(Stored data)

◇ ◇ ◇

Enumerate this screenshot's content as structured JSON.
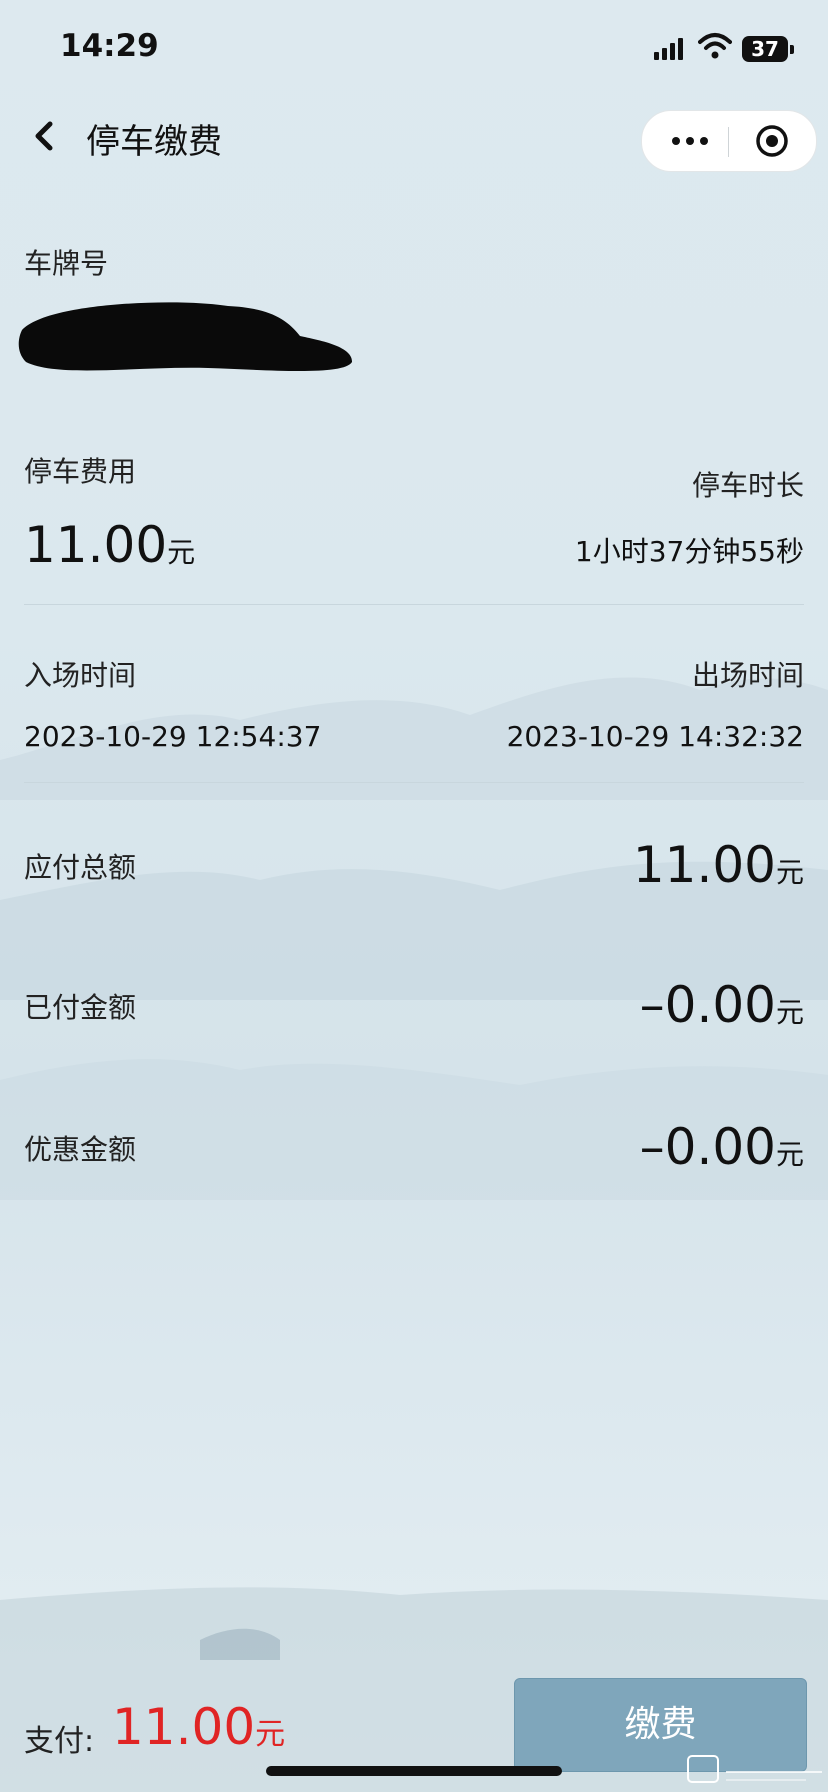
{
  "status_bar": {
    "time": "14:29",
    "battery": "37"
  },
  "nav": {
    "title": "停车缴费"
  },
  "plate": {
    "label": "车牌号",
    "value_redacted": true
  },
  "parking_fee": {
    "label": "停车费用",
    "amount": "11.00",
    "unit": "元"
  },
  "duration": {
    "label": "停车时长",
    "value": "1小时37分钟55秒"
  },
  "entry": {
    "label": "入场时间",
    "value": "2023-10-29 12:54:37"
  },
  "exit": {
    "label": "出场时间",
    "value": "2023-10-29 14:32:32"
  },
  "payable": {
    "label": "应付总额",
    "amount": "11.00",
    "unit": "元"
  },
  "paid": {
    "label": "已付金额",
    "amount": "–0.00",
    "unit": "元"
  },
  "discount": {
    "label": "优惠金额",
    "amount": "–0.00",
    "unit": "元"
  },
  "footer": {
    "pay_label": "支付:",
    "pay_amount": "11.00",
    "unit": "元",
    "button_label": "缴费"
  },
  "colors": {
    "accent_red": "#e02424",
    "button": "#7fa6bb"
  }
}
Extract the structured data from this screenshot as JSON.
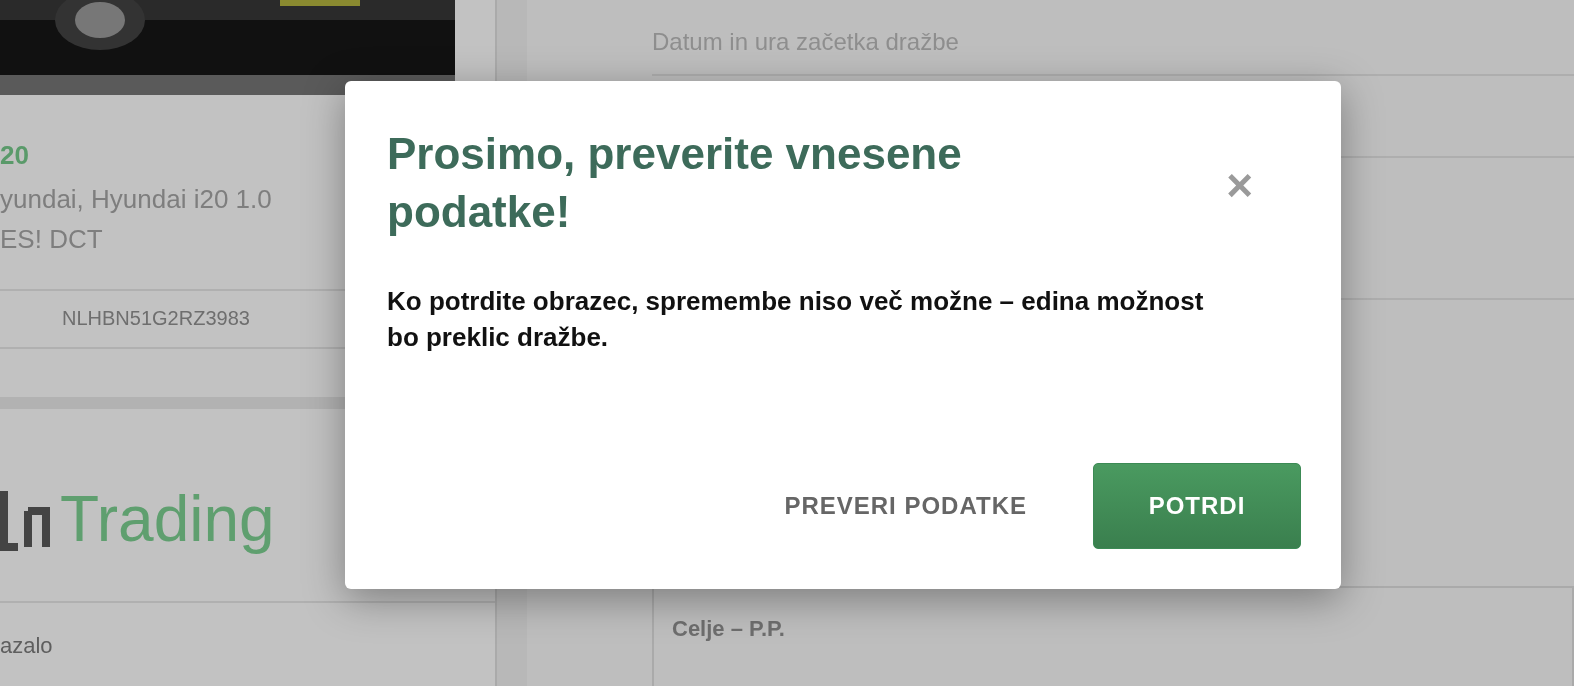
{
  "background": {
    "vehicle_title": "20",
    "description_lines": [
      "yundai, Hyundai i20 1.0",
      "ES! DCT"
    ],
    "vin": "NLHBN51G2RZ3983",
    "logo_text": "Trading",
    "footer_text": "azalo",
    "field_label": "Datum in ura začetka dražbe",
    "location_value": "Celje – P.P."
  },
  "dialog": {
    "title": "Prosimo, preverite vnesene podatke!",
    "close": "×",
    "message": "Ko potrdite obrazec, spremembe niso več možne – edina možnost bo preklic dražbe.",
    "buttons": [
      {
        "label": "PREVERI PODATKE",
        "kind": "text"
      },
      {
        "label": "POTRDI",
        "kind": "primary"
      }
    ]
  }
}
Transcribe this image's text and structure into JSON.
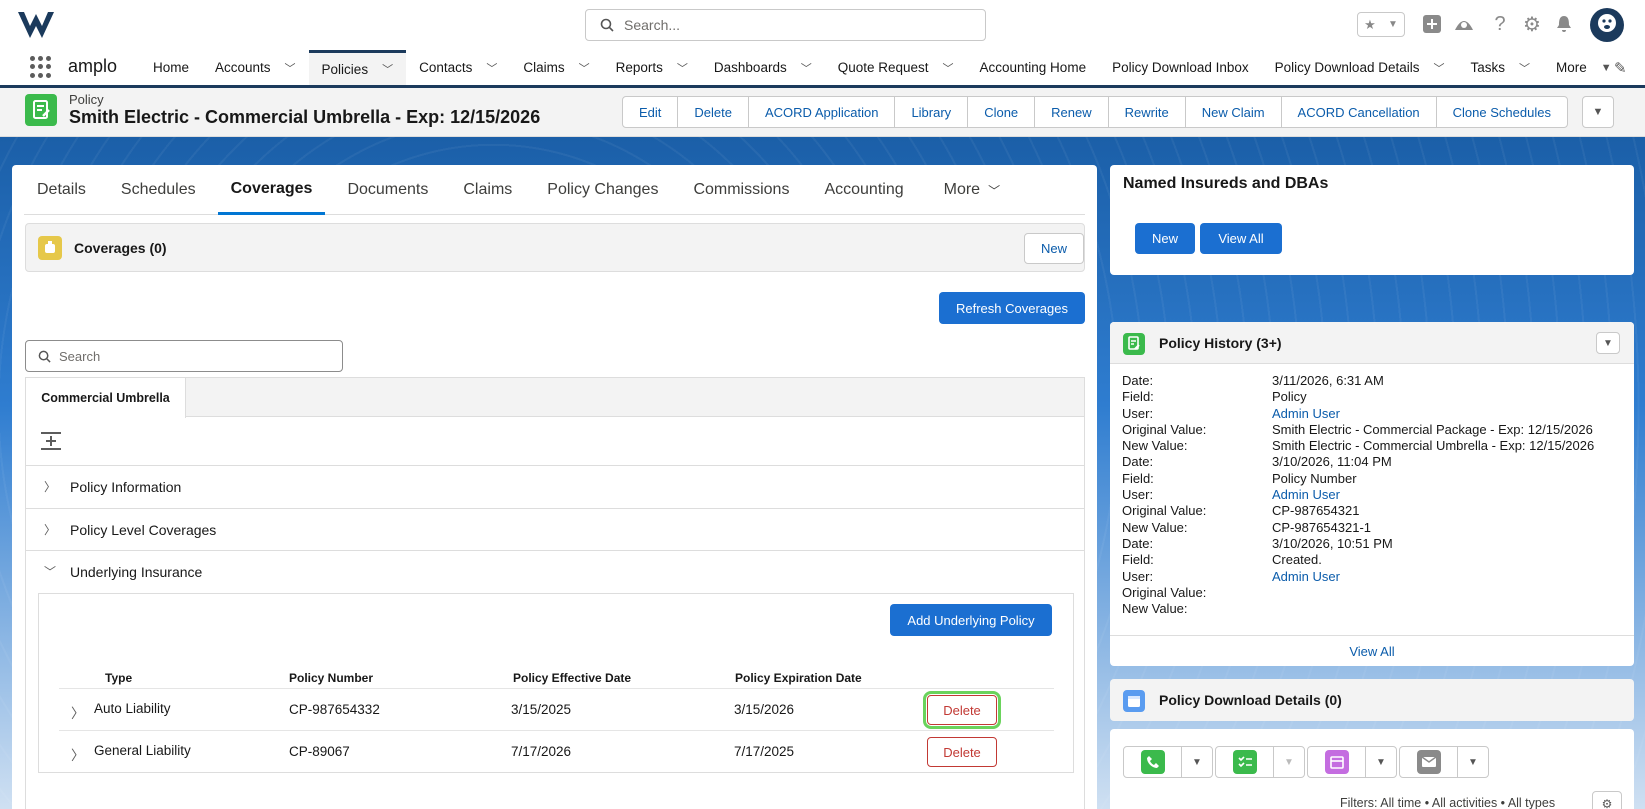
{
  "header": {
    "search_placeholder": "Search...",
    "app_name": "amplo"
  },
  "nav": {
    "items": [
      {
        "label": "Home",
        "dropdown": false
      },
      {
        "label": "Accounts",
        "dropdown": true
      },
      {
        "label": "Policies",
        "dropdown": true,
        "active": true
      },
      {
        "label": "Contacts",
        "dropdown": true
      },
      {
        "label": "Claims",
        "dropdown": true
      },
      {
        "label": "Reports",
        "dropdown": true
      },
      {
        "label": "Dashboards",
        "dropdown": true
      },
      {
        "label": "Quote Request",
        "dropdown": true
      },
      {
        "label": "Accounting Home",
        "dropdown": false
      },
      {
        "label": "Policy Download Inbox",
        "dropdown": false
      },
      {
        "label": "Policy Download Details",
        "dropdown": true
      },
      {
        "label": "Tasks",
        "dropdown": true
      },
      {
        "label": "More",
        "dropdown": true
      }
    ]
  },
  "record": {
    "type": "Policy",
    "title": "Smith Electric - Commercial Umbrella - Exp: 12/15/2026",
    "actions": [
      "Edit",
      "Delete",
      "ACORD Application",
      "Library",
      "Clone",
      "Renew",
      "Rewrite",
      "New Claim",
      "ACORD Cancellation",
      "Clone Schedules"
    ]
  },
  "tabs": {
    "items": [
      "Details",
      "Schedules",
      "Coverages",
      "Documents",
      "Claims",
      "Policy Changes",
      "Commissions",
      "Accounting"
    ],
    "active": "Coverages",
    "more": "More"
  },
  "coverages": {
    "title": "Coverages (0)",
    "new_label": "New",
    "refresh_label": "Refresh Coverages",
    "search_placeholder": "Search",
    "subtab": "Commercial Umbrella",
    "sections": [
      "Policy Information",
      "Policy Level Coverages",
      "Underlying Insurance"
    ],
    "add_underlying_label": "Add Underlying Policy",
    "columns": [
      "Type",
      "Policy Number",
      "Policy Effective Date",
      "Policy Expiration Date"
    ],
    "rows": [
      {
        "type": "Auto Liability",
        "policy_number": "CP-987654332",
        "effective": "3/15/2025",
        "expiration": "3/15/2026",
        "action": "Delete"
      },
      {
        "type": "General Liability",
        "policy_number": "CP-89067",
        "effective": "7/17/2026",
        "expiration": "7/17/2025",
        "action": "Delete"
      }
    ]
  },
  "named_insureds": {
    "title": "Named Insureds and DBAs",
    "new_label": "New",
    "view_all_label": "View All"
  },
  "history": {
    "title": "Policy History (3+)",
    "labels": {
      "date": "Date:",
      "field": "Field:",
      "user": "User:",
      "orig": "Original Value:",
      "newv": "New Value:"
    },
    "entries": [
      {
        "date": "3/11/2026, 6:31 AM",
        "field": "Policy",
        "user": "Admin User",
        "orig": "Smith Electric - Commercial Package - Exp: 12/15/2026",
        "newv": "Smith Electric - Commercial Umbrella - Exp: 12/15/2026"
      },
      {
        "date": "3/10/2026, 11:04 PM",
        "field": "Policy Number",
        "user": "Admin User",
        "orig": "CP-987654321",
        "newv": "CP-987654321-1"
      },
      {
        "date": "3/10/2026, 10:51 PM",
        "field": "Created.",
        "user": "Admin User",
        "orig": "",
        "newv": ""
      }
    ],
    "view_all": "View All"
  },
  "download_details": {
    "title": "Policy Download Details (0)"
  },
  "activity": {
    "filters": "Filters: All time • All activities • All types"
  },
  "colors": {
    "brand": "#0b5cab",
    "nav_border": "#1b3a5c",
    "delete": "#c23934",
    "highlight": "#6ad35c"
  }
}
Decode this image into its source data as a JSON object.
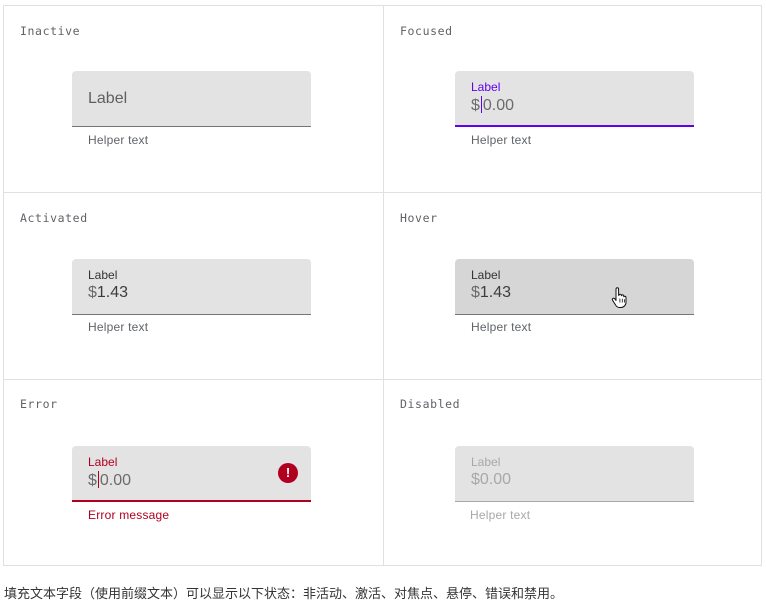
{
  "colors": {
    "focus": "#6200ee",
    "error": "#b00020",
    "disabled": "#a8a8a8",
    "field_bg": "#e3e3e3"
  },
  "states": {
    "inactive": {
      "title": "Inactive",
      "label": "Label",
      "helper": "Helper text"
    },
    "focused": {
      "title": "Focused",
      "label": "Label",
      "prefix": "$",
      "value": "0.00",
      "helper": "Helper text"
    },
    "activated": {
      "title": "Activated",
      "label": "Label",
      "prefix": "$",
      "value": "1.43",
      "helper": "Helper text"
    },
    "hover": {
      "title": "Hover",
      "label": "Label",
      "prefix": "$",
      "value": "1.43",
      "helper": "Helper text",
      "cursor_icon": "hand-pointer-icon"
    },
    "error": {
      "title": "Error",
      "label": "Label",
      "prefix": "$",
      "value": "0.00",
      "helper": "Error message",
      "icon": "error-icon",
      "icon_glyph": "!"
    },
    "disabled": {
      "title": "Disabled",
      "label": "Label",
      "prefix": "$",
      "value": "0.00",
      "helper": "Helper text"
    }
  },
  "caption": "填充文本字段（使用前缀文本）可以显示以下状态：非活动、激活、对焦点、悬停、错误和禁用。"
}
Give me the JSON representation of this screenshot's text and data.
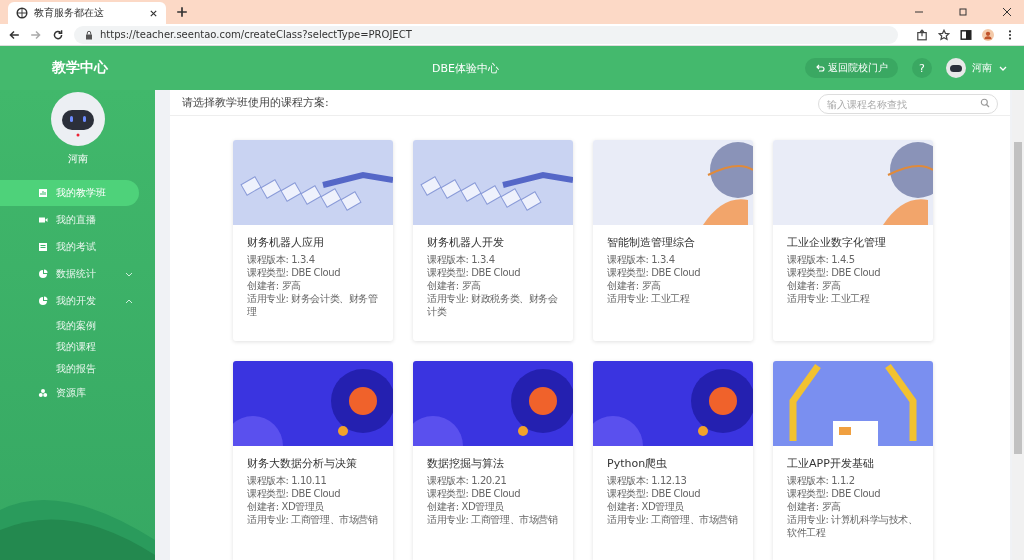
{
  "browser": {
    "tab_title": "教育服务都在这",
    "url": "https://teacher.seentao.com/createClass?selectType=PROJECT"
  },
  "header": {
    "title": "教学中心",
    "center_title": "DBE体验中心",
    "back_button": "返回院校门户",
    "help": "?",
    "user": "河南"
  },
  "sidebar": {
    "user_name": "河南",
    "items": [
      {
        "label": "我的教学班",
        "selected": true
      },
      {
        "label": "我的直播",
        "selected": false
      },
      {
        "label": "我的考试",
        "selected": false
      },
      {
        "label": "数据统计",
        "selected": false,
        "expanded": false
      },
      {
        "label": "我的开发",
        "selected": false,
        "expanded": true,
        "children": [
          {
            "label": "我的案例",
            "selected": false
          },
          {
            "label": "我的课程",
            "selected": false
          },
          {
            "label": "我的报告",
            "selected": false
          }
        ]
      },
      {
        "label": "资源库",
        "selected": false
      }
    ]
  },
  "main": {
    "prompt": "请选择教学班使用的课程方案:",
    "search": {
      "placeholder": "输入课程名称查找"
    },
    "courses": [
      {
        "title": "财务机器人应用",
        "kind": "keyboard",
        "lines": [
          "课程版本: 1.3.4",
          "课程类型: DBE Cloud",
          "创建者: 罗高",
          "适用专业: 财务会计类、财务管理"
        ]
      },
      {
        "title": "财务机器人开发",
        "kind": "keyboard",
        "lines": [
          "课程版本: 1.3.4",
          "课程类型: DBE Cloud",
          "创建者: 罗高",
          "适用专业: 财政税务类、财务会计类"
        ]
      },
      {
        "title": "智能制造管理综合",
        "kind": "globe",
        "lines": [
          "课程版本: 1.3.4",
          "课程类型: DBE Cloud",
          "创建者: 罗高",
          "适用专业: 工业工程"
        ]
      },
      {
        "title": "工业企业数字化管理",
        "kind": "globe",
        "lines": [
          "课程版本: 1.4.5",
          "课程类型: DBE Cloud",
          "创建者: 罗高",
          "适用专业: 工业工程"
        ]
      },
      {
        "title": "财务大数据分析与决策",
        "kind": "space",
        "lines": [
          "课程版本: 1.10.11",
          "课程类型: DBE Cloud",
          "创建者: XD管理员",
          "适用专业: 工商管理、市场营销"
        ]
      },
      {
        "title": "数据挖掘与算法",
        "kind": "space",
        "lines": [
          "课程版本: 1.20.21",
          "课程类型: DBE Cloud",
          "创建者: XD管理员",
          "适用专业: 工商管理、市场营销"
        ]
      },
      {
        "title": "Python爬虫",
        "kind": "space",
        "lines": [
          "课程版本: 1.12.13",
          "课程类型: DBE Cloud",
          "创建者: XD管理员",
          "适用专业: 工商管理、市场营销"
        ]
      },
      {
        "title": "工业APP开发基础",
        "kind": "robot",
        "lines": [
          "课程版本: 1.1.2",
          "课程类型: DBE Cloud",
          "创建者: 罗高",
          "适用专业: 计算机科学与技术、软件工程"
        ]
      }
    ]
  }
}
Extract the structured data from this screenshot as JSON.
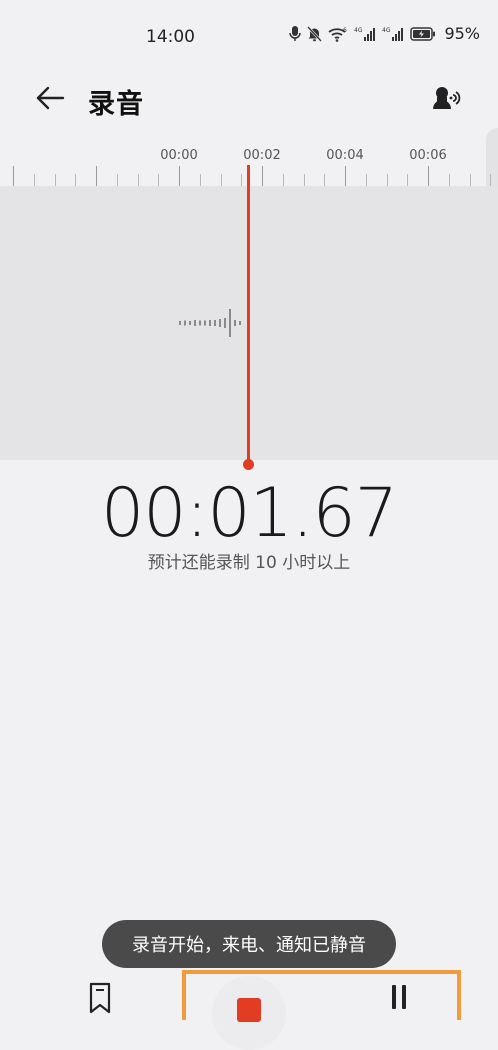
{
  "status_bar": {
    "time": "14:00",
    "battery_percent": "95%",
    "icons": [
      "microphone-icon",
      "bell-muted-icon",
      "wifi-6-icon",
      "signal-4g-icon",
      "signal-4g-icon",
      "battery-charging-icon"
    ]
  },
  "header": {
    "back_icon": "arrow-left-icon",
    "title": "录音",
    "voice_icon": "voice-speaker-icon"
  },
  "timeline": {
    "labels": [
      "00:00",
      "00:02",
      "00:04",
      "00:06"
    ]
  },
  "recording": {
    "elapsed": "00:01.67",
    "remaining_text": "预计还能录制 10 小时以上"
  },
  "toast": {
    "message": "录音开始，来电、通知已静音"
  },
  "controls": {
    "bookmark_icon": "bookmark-icon",
    "stop_icon": "stop-icon",
    "pause_icon": "pause-icon",
    "accent_color": "#e23c23",
    "highlight_color": "#f39a3c"
  }
}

◇ ◇ ◇

From the entries above, return each line with the word "Underlying" in it.

      "Underlying Insurance"
    "add_underlying_label": "Add Underlying Policy",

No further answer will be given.